:: PROVIDED DATA ::

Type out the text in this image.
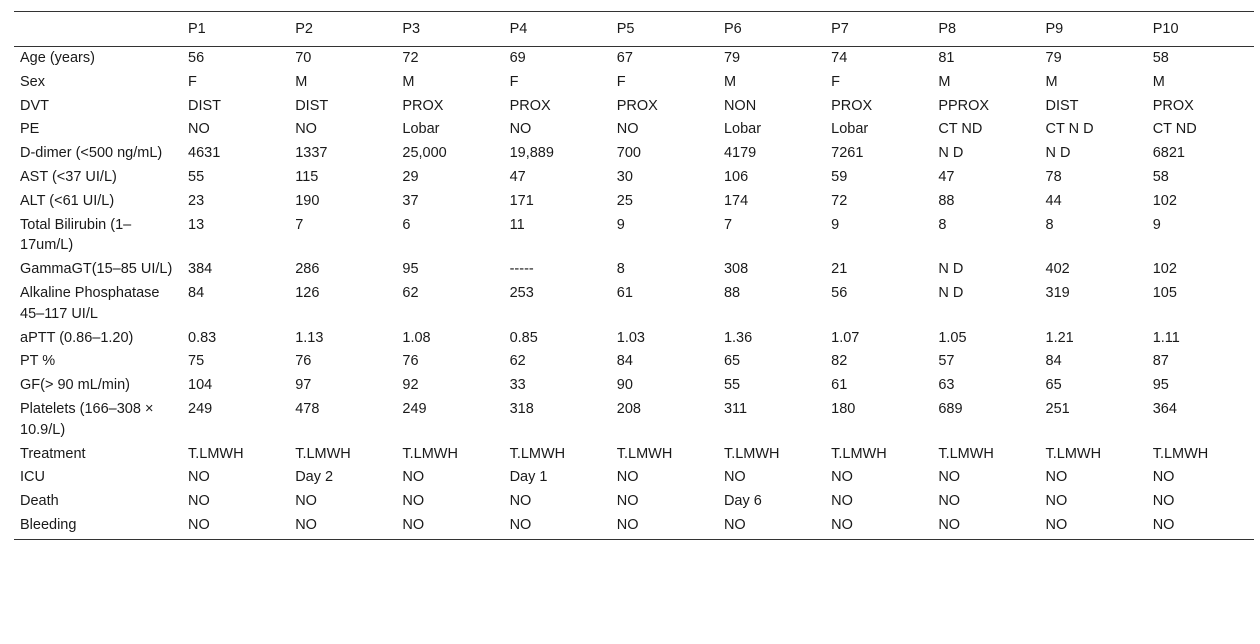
	P1	P2	P3	P4	P5	P6	P7	P8	P9	P10
Age (years)	56	70	72	69	67	79	74	81	79	58
Sex	F	M	M	F	F	M	F	M	M	M
DVT	DIST	DIST	PROX	PROX	PROX	NON	PROX	PPROX	DIST	PROX
PE	NO	NO	Lobar	NO	NO	Lobar	Lobar	CT ND	CT N D	CT ND
D-dimer (<500 ng/mL)	4631	1337	25,000	19,889	700	4179	7261	N D	N D	6821
AST (<37 UI/L)	55	115	29	47	30	106	59	47	78	58
ALT (<61 UI/L)	23	190	37	171	25	174	72	88	44	102
Total Bilirubin (1–17um/L)	13	7	6	11	9	7	9	8	8	9
GammaGT(15–85 UI/L)	384	286	95	-----	8	308	21	N D	402	102
Alkaline Phosphatase 45–117 UI/L	84	126	62	253	61	88	56	N D	319	105
aPTT (0.86–1.20)	0.83	1.13	1.08	0.85	1.03	1.36	1.07	1.05	1.21	1.11
PT %	75	76	76	62	84	65	82	57	84	87
GF(> 90 mL/min)	104	97	92	33	90	55	61	63	65	95
Platelets (166–308 × 10.9/L)	249	478	249	318	208	311	180	689	251	364
Treatment	T.LMWH	T.LMWH	T.LMWH	T.LMWH	T.LMWH	T.LMWH	T.LMWH	T.LMWH	T.LMWH	T.LMWH
ICU	NO	Day 2	NO	Day 1	NO	NO	NO	NO	NO	NO
Death	NO	NO	NO	NO	NO	Day 6	NO	NO	NO	NO
Bleeding	NO	NO	NO	NO	NO	NO	NO	NO	NO	NO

:: DIRECTIONS FOR THIS TASK ::
Print the complete listing exactly, apart from any pictures.

:: FINAL ANSWER ::
Type out the text in this image.
	P1	P2	P3	P4	P5	P6	P7	P8	P9	P10
Age (years)	56	70	72	69	67	79	74	81	79	58
Sex	F	M	M	F	F	M	F	M	M	M
DVT	DIST	DIST	PROX	PROX	PROX	NON	PROX	PPROX	DIST	PROX
PE	NO	NO	Lobar	NO	NO	Lobar	Lobar	CT ND	CT N D	CT ND
D-dimer (<500 ng/mL)	4631	1337	25,000	19,889	700	4179	7261	N D	N D	6821
AST (<37 UI/L)	55	115	29	47	30	106	59	47	78	58
ALT (<61 UI/L)	23	190	37	171	25	174	72	88	44	102
Total Bilirubin (1–17um/L)	13	7	6	11	9	7	9	8	8	9
GammaGT(15–85 UI/L)	384	286	95	-----	8	308	21	N D	402	102
Alkaline Phosphatase 45–117 UI/L	84	126	62	253	61	88	56	N D	319	105
aPTT (0.86–1.20)	0.83	1.13	1.08	0.85	1.03	1.36	1.07	1.05	1.21	1.11
PT %	75	76	76	62	84	65	82	57	84	87
GF(> 90 mL/min)	104	97	92	33	90	55	61	63	65	95
Platelets (166–308 × 10.9/L)	249	478	249	318	208	311	180	689	251	364
Treatment	T.LMWH	T.LMWH	T.LMWH	T.LMWH	T.LMWH	T.LMWH	T.LMWH	T.LMWH	T.LMWH	T.LMWH
ICU	NO	Day 2	NO	Day 1	NO	NO	NO	NO	NO	NO
Death	NO	NO	NO	NO	NO	Day 6	NO	NO	NO	NO
Bleeding	NO	NO	NO	NO	NO	NO	NO	NO	NO	NO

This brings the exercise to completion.